======== THE DATA ========

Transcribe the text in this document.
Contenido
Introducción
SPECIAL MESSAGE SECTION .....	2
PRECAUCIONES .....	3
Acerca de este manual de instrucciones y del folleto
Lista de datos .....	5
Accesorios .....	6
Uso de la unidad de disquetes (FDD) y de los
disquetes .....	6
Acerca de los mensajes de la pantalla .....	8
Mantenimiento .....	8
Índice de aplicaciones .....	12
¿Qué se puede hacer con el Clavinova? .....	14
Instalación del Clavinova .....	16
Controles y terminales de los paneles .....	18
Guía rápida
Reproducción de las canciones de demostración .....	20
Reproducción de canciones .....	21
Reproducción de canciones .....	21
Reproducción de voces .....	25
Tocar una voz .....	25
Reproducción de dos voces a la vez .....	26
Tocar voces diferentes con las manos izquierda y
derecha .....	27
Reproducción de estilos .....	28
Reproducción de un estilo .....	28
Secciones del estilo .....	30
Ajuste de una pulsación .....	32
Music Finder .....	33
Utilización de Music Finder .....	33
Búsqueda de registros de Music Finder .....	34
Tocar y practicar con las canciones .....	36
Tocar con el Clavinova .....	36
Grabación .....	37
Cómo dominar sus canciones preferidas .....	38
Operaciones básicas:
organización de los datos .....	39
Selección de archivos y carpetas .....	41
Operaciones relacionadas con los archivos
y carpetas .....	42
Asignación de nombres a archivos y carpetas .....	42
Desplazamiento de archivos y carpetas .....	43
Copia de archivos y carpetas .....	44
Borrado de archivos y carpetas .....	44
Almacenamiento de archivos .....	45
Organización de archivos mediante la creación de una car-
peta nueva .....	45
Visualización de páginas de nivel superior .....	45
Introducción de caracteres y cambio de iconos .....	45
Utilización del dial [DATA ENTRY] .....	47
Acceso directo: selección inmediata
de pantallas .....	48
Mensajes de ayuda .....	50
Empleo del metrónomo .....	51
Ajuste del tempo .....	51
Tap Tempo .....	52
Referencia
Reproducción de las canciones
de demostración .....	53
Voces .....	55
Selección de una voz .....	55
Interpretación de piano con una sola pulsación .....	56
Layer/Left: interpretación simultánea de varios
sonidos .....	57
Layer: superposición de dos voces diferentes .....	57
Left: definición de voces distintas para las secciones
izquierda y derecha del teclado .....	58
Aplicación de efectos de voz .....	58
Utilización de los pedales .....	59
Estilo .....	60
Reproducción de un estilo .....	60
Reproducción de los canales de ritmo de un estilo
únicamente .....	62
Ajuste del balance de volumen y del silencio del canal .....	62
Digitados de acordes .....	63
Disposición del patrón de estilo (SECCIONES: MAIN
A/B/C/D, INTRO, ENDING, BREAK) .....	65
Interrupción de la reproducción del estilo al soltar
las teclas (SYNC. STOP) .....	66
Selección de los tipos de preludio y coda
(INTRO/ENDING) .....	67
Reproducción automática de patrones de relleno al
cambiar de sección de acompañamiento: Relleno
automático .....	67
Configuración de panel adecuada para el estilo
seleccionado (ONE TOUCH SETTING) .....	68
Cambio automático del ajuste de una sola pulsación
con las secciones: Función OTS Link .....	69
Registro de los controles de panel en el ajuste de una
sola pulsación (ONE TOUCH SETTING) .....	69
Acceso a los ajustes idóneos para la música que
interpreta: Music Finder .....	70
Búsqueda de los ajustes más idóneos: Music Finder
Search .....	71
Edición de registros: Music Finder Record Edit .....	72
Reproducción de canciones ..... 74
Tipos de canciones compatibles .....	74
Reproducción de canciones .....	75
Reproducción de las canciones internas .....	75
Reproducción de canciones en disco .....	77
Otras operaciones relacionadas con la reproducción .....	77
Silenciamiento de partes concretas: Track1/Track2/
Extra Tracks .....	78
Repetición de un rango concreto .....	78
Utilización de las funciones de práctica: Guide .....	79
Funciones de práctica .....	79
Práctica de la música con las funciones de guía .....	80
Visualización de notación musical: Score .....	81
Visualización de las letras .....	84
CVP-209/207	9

========

## GOAL OF THE EXERCISE:
Go through the records and pull out each line that includes the word "datos".

## FINAL RESULT:
Lista de datos .....	5
organización de los datos .....	39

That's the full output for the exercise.